§ **Problem to solve**
Omit the pictures, then write out every entry exactly as it reads.
====== Records for processing ======
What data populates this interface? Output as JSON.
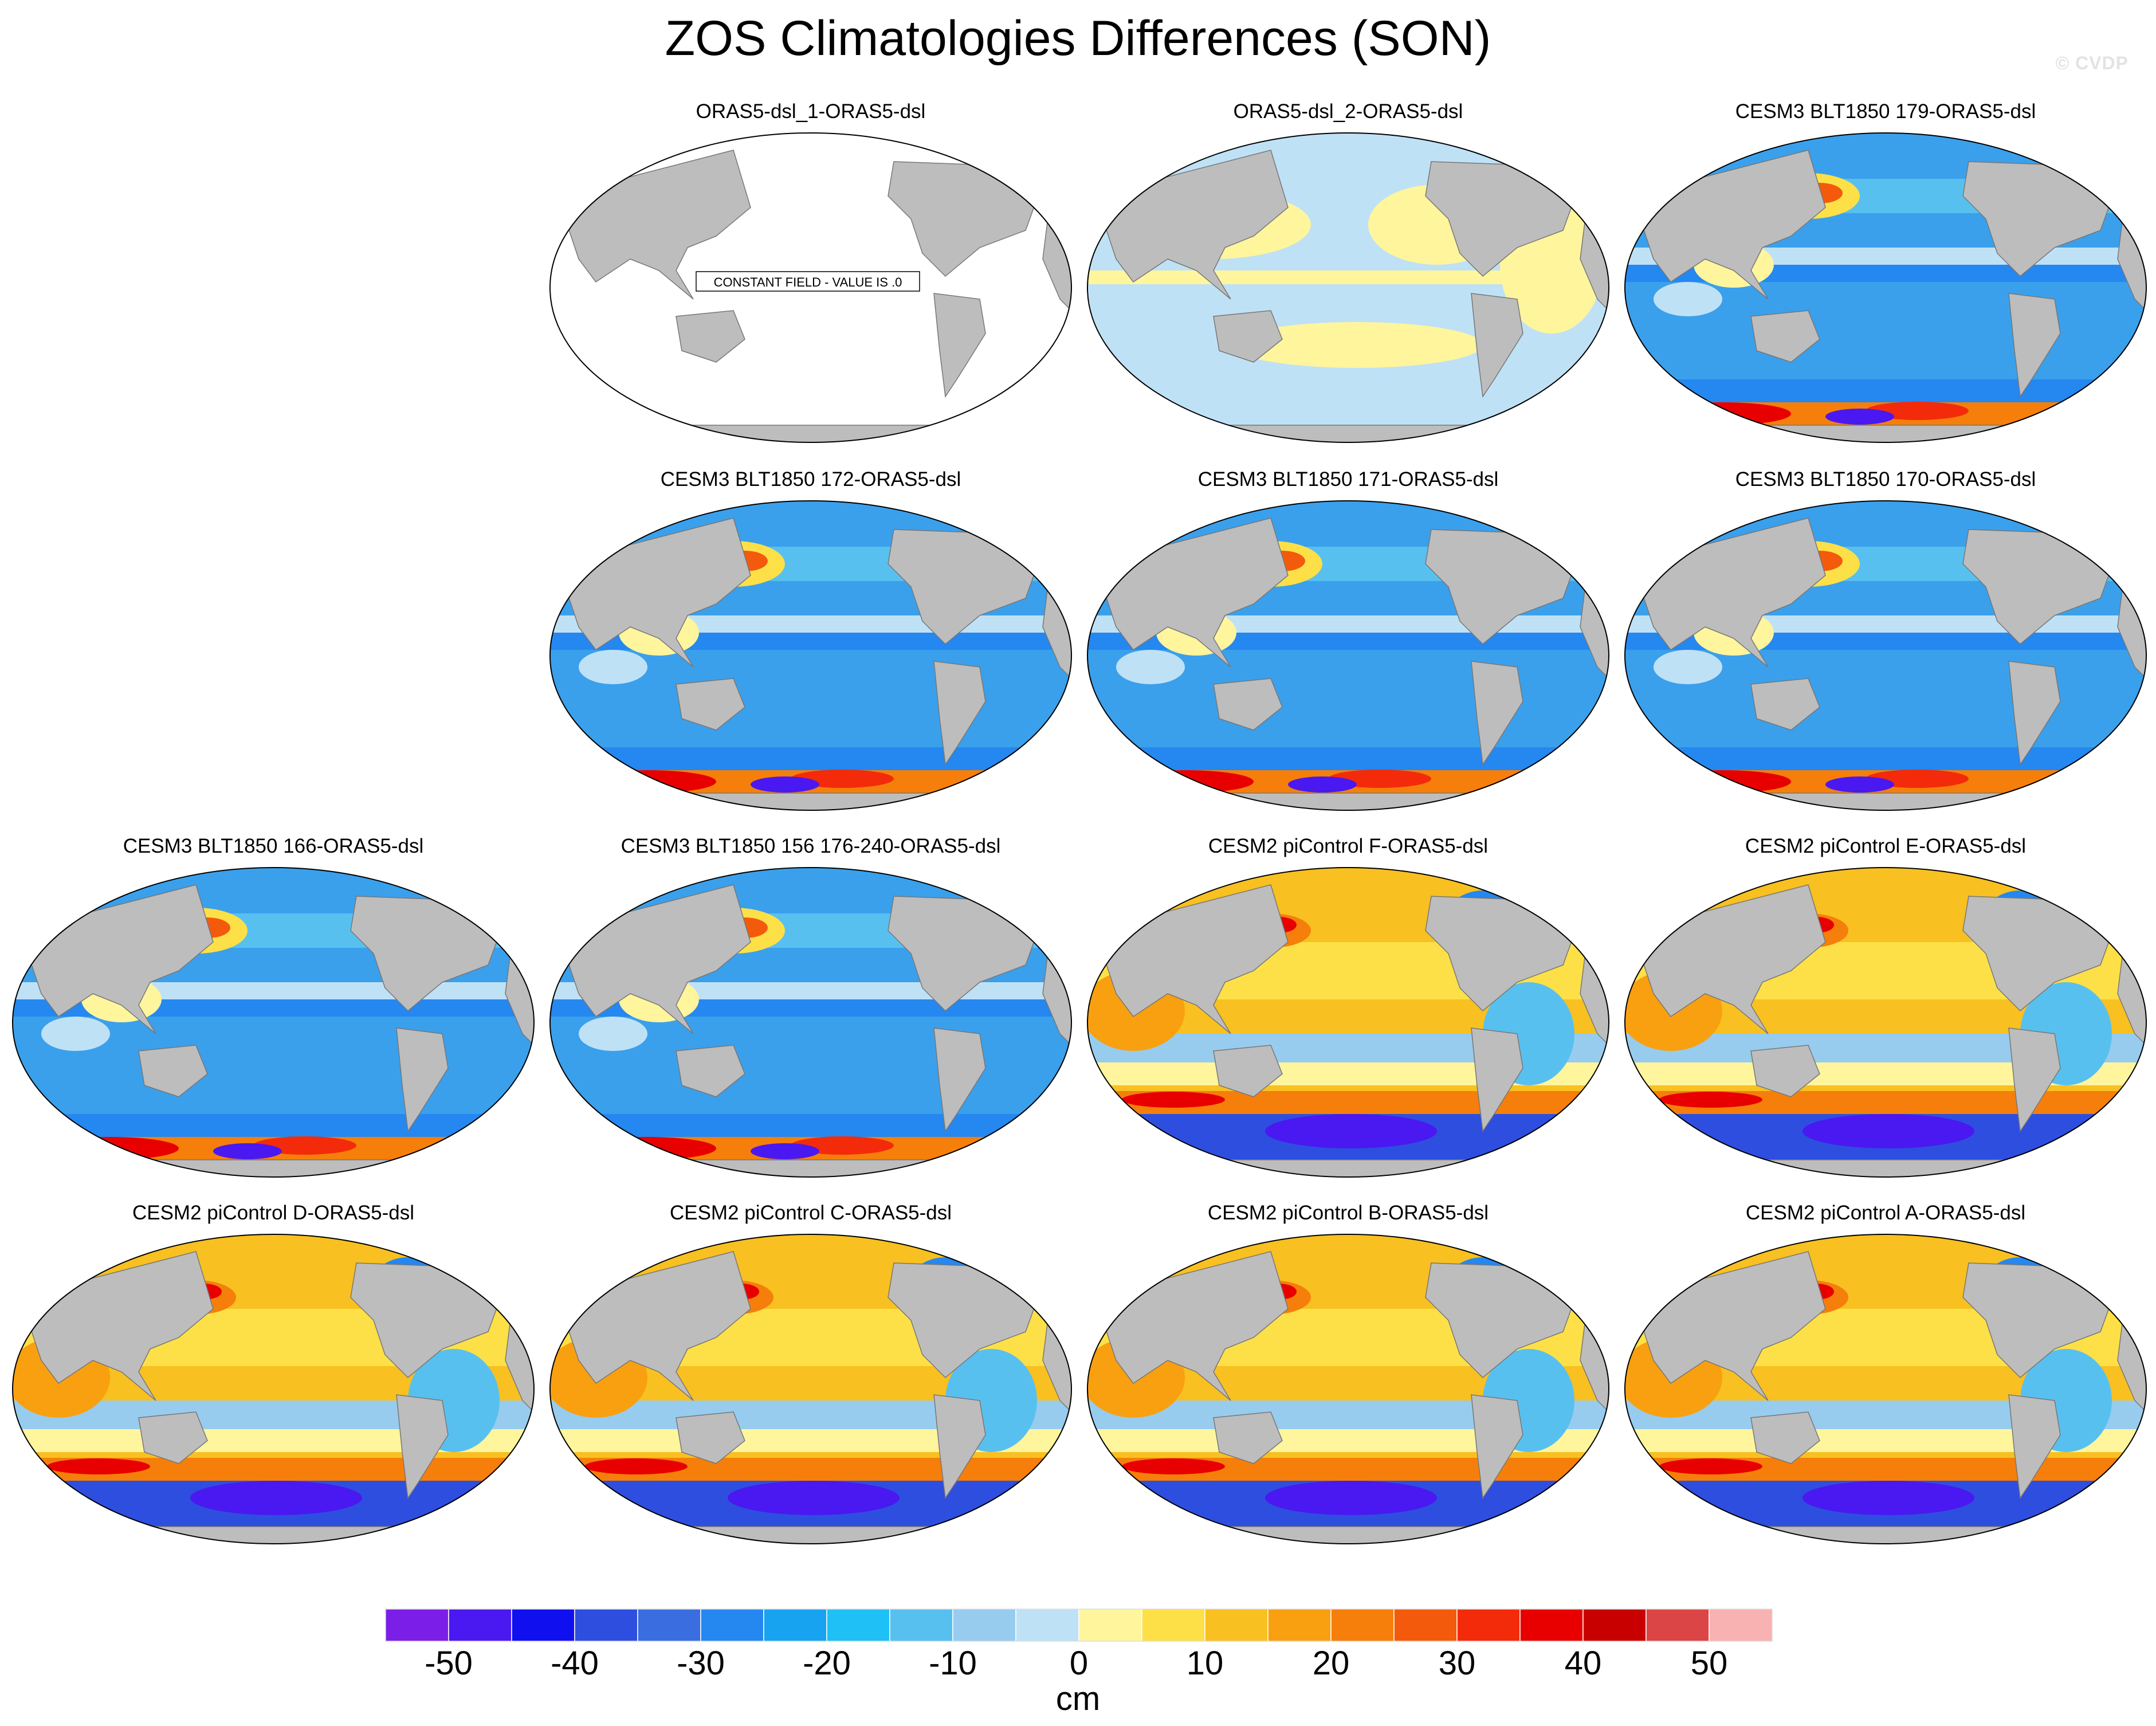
{
  "title": "ZOS Climatologies Differences (SON)",
  "credit": "© CVDP",
  "panels": [
    {
      "title": "ORAS5-dsl_1-ORAS5-dsl",
      "pattern": "constant",
      "note": "CONSTANT FIELD - VALUE IS .0"
    },
    {
      "title": "ORAS5-dsl_2-ORAS5-dsl",
      "pattern": "near-zero"
    },
    {
      "title": "CESM3 BLT1850 179-ORAS5-dsl",
      "pattern": "cesm3"
    },
    {
      "title": "CESM3 BLT1850 172-ORAS5-dsl",
      "pattern": "cesm3"
    },
    {
      "title": "CESM3 BLT1850 171-ORAS5-dsl",
      "pattern": "cesm3"
    },
    {
      "title": "CESM3 BLT1850 170-ORAS5-dsl",
      "pattern": "cesm3"
    },
    {
      "title": "CESM3 BLT1850 166-ORAS5-dsl",
      "pattern": "cesm3"
    },
    {
      "title": "CESM3 BLT1850 156 176-240-ORAS5-dsl",
      "pattern": "cesm3"
    },
    {
      "title": "CESM2 piControl F-ORAS5-dsl",
      "pattern": "cesm2"
    },
    {
      "title": "CESM2 piControl E-ORAS5-dsl",
      "pattern": "cesm2"
    },
    {
      "title": "CESM2 piControl D-ORAS5-dsl",
      "pattern": "cesm2"
    },
    {
      "title": "CESM2 piControl C-ORAS5-dsl",
      "pattern": "cesm2"
    },
    {
      "title": "CESM2 piControl B-ORAS5-dsl",
      "pattern": "cesm2"
    },
    {
      "title": "CESM2 piControl A-ORAS5-dsl",
      "pattern": "cesm2"
    }
  ],
  "colorbar": {
    "units": "cm",
    "colors": [
      "#7b1fe8",
      "#4a18f0",
      "#0f0ff0",
      "#2e4ee0",
      "#3a6de0",
      "#2587f0",
      "#17a3f0",
      "#1ec0f5",
      "#58c0ef",
      "#97ccee",
      "#bfe1f6",
      "#fff59d",
      "#fde047",
      "#f8c020",
      "#f8a010",
      "#f57f0a",
      "#f35a0c",
      "#f32b0b",
      "#e80000",
      "#c80000",
      "#db4545",
      "#f9b2b2"
    ],
    "boundaries": [
      -55,
      -50,
      -45,
      -40,
      -35,
      -30,
      -25,
      -20,
      -15,
      -10,
      -5,
      0,
      5,
      10,
      15,
      20,
      25,
      30,
      35,
      40,
      45,
      50,
      55
    ],
    "tick_labels": [
      "-50",
      "-40",
      "-30",
      "-20",
      "-10",
      "0",
      "10",
      "20",
      "30",
      "40",
      "50"
    ],
    "tick_values": [
      -50,
      -40,
      -30,
      -20,
      -10,
      0,
      10,
      20,
      30,
      40,
      50
    ]
  }
}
======
§ **Exercise solution**
What data populates this interface? Output as JSON.
{
  "title": "ZOS Climatologies Differences (SON)",
  "credit": "© CVDP",
  "panels": [
    {
      "title": "ORAS5-dsl_1-ORAS5-dsl",
      "pattern": "constant",
      "note": "CONSTANT FIELD - VALUE IS .0"
    },
    {
      "title": "ORAS5-dsl_2-ORAS5-dsl",
      "pattern": "near-zero"
    },
    {
      "title": "CESM3 BLT1850 179-ORAS5-dsl",
      "pattern": "cesm3"
    },
    {
      "title": "CESM3 BLT1850 172-ORAS5-dsl",
      "pattern": "cesm3"
    },
    {
      "title": "CESM3 BLT1850 171-ORAS5-dsl",
      "pattern": "cesm3"
    },
    {
      "title": "CESM3 BLT1850 170-ORAS5-dsl",
      "pattern": "cesm3"
    },
    {
      "title": "CESM3 BLT1850 166-ORAS5-dsl",
      "pattern": "cesm3"
    },
    {
      "title": "CESM3 BLT1850 156 176-240-ORAS5-dsl",
      "pattern": "cesm3"
    },
    {
      "title": "CESM2 piControl F-ORAS5-dsl",
      "pattern": "cesm2"
    },
    {
      "title": "CESM2 piControl E-ORAS5-dsl",
      "pattern": "cesm2"
    },
    {
      "title": "CESM2 piControl D-ORAS5-dsl",
      "pattern": "cesm2"
    },
    {
      "title": "CESM2 piControl C-ORAS5-dsl",
      "pattern": "cesm2"
    },
    {
      "title": "CESM2 piControl B-ORAS5-dsl",
      "pattern": "cesm2"
    },
    {
      "title": "CESM2 piControl A-ORAS5-dsl",
      "pattern": "cesm2"
    }
  ],
  "colorbar": {
    "units": "cm",
    "colors": [
      "#7b1fe8",
      "#4a18f0",
      "#0f0ff0",
      "#2e4ee0",
      "#3a6de0",
      "#2587f0",
      "#17a3f0",
      "#1ec0f5",
      "#58c0ef",
      "#97ccee",
      "#bfe1f6",
      "#fff59d",
      "#fde047",
      "#f8c020",
      "#f8a010",
      "#f57f0a",
      "#f35a0c",
      "#f32b0b",
      "#e80000",
      "#c80000",
      "#db4545",
      "#f9b2b2"
    ],
    "boundaries": [
      -55,
      -50,
      -45,
      -40,
      -35,
      -30,
      -25,
      -20,
      -15,
      -10,
      -5,
      0,
      5,
      10,
      15,
      20,
      25,
      30,
      35,
      40,
      45,
      50,
      55
    ],
    "tick_labels": [
      "-50",
      "-40",
      "-30",
      "-20",
      "-10",
      "0",
      "10",
      "20",
      "30",
      "40",
      "50"
    ],
    "tick_values": [
      -50,
      -40,
      -30,
      -20,
      -10,
      0,
      10,
      20,
      30,
      40,
      50
    ]
  }
}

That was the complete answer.